▶ _Exercise description_:
How many lines of the data include the string "name"? State the number and nothing else.

▶ _Listed records_:
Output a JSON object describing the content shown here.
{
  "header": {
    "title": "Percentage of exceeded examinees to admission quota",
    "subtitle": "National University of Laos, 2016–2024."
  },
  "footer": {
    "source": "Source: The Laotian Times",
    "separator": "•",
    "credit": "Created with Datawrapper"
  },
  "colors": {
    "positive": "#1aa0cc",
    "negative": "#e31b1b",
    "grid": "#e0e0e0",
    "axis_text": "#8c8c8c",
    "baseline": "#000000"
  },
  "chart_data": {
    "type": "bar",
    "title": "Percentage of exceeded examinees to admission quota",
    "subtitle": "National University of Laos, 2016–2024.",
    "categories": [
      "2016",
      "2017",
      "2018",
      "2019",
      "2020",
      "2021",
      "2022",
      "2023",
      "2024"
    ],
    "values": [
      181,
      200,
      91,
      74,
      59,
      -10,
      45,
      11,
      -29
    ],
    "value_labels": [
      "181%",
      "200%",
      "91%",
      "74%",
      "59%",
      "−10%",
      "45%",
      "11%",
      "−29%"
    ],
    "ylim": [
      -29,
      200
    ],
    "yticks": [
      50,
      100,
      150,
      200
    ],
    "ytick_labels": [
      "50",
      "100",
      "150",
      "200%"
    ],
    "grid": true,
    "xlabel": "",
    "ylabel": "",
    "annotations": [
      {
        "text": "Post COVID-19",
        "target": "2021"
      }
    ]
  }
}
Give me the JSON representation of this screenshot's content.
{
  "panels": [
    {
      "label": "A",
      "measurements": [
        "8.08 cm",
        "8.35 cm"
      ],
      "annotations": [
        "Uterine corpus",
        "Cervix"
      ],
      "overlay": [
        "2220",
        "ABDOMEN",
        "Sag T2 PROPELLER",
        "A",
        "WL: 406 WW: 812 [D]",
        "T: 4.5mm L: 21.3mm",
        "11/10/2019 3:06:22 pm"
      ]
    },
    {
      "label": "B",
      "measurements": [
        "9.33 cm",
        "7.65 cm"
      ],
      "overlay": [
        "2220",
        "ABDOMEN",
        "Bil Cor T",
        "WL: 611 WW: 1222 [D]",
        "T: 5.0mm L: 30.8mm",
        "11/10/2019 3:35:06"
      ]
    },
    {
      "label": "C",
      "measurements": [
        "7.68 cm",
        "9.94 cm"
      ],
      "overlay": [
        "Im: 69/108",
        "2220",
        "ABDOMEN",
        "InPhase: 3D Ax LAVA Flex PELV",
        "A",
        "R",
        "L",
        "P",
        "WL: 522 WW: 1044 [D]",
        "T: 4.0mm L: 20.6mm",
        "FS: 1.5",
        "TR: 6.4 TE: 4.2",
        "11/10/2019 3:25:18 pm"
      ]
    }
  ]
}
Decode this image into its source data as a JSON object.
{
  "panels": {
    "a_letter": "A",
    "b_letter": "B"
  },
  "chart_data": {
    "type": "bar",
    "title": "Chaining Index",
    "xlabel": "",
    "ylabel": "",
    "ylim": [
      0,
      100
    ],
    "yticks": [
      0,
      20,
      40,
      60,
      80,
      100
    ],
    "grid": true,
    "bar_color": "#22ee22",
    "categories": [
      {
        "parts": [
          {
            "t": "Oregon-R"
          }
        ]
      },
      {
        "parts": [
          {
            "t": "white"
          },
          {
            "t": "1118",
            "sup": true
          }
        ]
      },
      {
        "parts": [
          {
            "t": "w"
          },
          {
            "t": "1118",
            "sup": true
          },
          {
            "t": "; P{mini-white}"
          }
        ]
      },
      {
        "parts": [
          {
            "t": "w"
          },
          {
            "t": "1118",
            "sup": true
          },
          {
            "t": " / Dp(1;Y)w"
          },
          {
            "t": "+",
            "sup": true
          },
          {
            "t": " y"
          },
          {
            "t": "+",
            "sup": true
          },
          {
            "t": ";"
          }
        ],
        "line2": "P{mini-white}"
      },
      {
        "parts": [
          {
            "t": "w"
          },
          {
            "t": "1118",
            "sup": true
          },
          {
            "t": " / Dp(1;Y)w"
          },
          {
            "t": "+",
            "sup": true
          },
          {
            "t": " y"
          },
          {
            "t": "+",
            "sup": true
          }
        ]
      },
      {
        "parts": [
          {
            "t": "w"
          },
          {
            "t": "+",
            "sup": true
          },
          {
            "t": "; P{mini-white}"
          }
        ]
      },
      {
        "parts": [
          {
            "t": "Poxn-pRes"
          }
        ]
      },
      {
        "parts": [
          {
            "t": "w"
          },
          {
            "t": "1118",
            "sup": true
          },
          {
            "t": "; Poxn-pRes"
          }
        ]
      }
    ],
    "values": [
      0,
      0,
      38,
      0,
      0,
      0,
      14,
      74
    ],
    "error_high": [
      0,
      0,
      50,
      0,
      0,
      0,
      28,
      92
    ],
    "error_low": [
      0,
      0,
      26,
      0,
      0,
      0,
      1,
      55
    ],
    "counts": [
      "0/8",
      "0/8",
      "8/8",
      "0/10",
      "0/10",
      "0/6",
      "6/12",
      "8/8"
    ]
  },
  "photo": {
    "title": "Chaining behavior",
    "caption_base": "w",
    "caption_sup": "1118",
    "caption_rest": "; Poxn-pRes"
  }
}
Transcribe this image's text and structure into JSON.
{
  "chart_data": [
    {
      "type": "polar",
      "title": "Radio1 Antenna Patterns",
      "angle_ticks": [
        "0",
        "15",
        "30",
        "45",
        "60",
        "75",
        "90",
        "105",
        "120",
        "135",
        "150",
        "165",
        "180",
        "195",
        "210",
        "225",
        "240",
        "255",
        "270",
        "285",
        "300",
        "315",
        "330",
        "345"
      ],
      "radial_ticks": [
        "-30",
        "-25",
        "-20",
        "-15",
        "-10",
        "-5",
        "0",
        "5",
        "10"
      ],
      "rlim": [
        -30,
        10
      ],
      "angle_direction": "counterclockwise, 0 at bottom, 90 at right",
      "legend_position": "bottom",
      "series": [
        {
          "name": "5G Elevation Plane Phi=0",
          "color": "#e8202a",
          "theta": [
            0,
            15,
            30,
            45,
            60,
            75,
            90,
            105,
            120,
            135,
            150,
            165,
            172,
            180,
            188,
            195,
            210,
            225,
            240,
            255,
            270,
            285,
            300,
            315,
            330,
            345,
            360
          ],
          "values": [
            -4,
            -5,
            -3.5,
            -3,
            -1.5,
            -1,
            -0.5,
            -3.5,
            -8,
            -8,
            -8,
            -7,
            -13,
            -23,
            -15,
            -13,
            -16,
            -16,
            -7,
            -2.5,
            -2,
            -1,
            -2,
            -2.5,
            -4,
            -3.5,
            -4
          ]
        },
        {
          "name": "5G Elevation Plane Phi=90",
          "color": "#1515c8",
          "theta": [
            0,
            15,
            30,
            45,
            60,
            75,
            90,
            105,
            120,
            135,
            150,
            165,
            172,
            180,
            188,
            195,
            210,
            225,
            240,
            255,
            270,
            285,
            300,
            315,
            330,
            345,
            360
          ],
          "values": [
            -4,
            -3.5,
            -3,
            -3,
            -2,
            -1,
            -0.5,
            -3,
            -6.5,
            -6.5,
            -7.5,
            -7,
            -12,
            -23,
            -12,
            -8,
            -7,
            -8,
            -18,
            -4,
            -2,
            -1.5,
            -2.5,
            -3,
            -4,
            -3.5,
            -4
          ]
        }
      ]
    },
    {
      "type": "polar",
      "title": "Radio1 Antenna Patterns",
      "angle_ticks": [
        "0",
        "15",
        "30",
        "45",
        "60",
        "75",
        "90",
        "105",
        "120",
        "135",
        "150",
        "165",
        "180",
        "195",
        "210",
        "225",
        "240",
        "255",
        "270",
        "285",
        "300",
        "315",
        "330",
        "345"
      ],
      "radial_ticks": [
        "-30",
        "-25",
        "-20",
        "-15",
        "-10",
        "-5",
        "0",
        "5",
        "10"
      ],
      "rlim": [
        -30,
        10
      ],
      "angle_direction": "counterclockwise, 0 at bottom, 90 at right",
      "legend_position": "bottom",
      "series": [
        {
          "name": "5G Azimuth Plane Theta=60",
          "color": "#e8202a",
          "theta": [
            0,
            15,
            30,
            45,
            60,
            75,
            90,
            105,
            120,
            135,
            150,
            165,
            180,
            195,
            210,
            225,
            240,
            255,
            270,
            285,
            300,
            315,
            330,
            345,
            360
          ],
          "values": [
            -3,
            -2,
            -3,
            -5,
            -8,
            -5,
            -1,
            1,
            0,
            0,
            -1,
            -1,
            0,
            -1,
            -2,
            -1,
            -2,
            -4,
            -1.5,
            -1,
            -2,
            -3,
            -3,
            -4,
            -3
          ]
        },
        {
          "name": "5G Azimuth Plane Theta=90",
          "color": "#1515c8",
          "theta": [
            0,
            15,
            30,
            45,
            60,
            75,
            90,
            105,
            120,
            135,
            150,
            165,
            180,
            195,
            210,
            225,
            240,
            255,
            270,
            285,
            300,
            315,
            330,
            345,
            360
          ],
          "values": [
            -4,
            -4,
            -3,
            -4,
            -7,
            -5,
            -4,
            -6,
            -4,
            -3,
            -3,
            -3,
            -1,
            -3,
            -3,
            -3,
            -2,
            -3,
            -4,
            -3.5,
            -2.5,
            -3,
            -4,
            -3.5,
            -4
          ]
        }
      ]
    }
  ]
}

▶ _Response below_:
4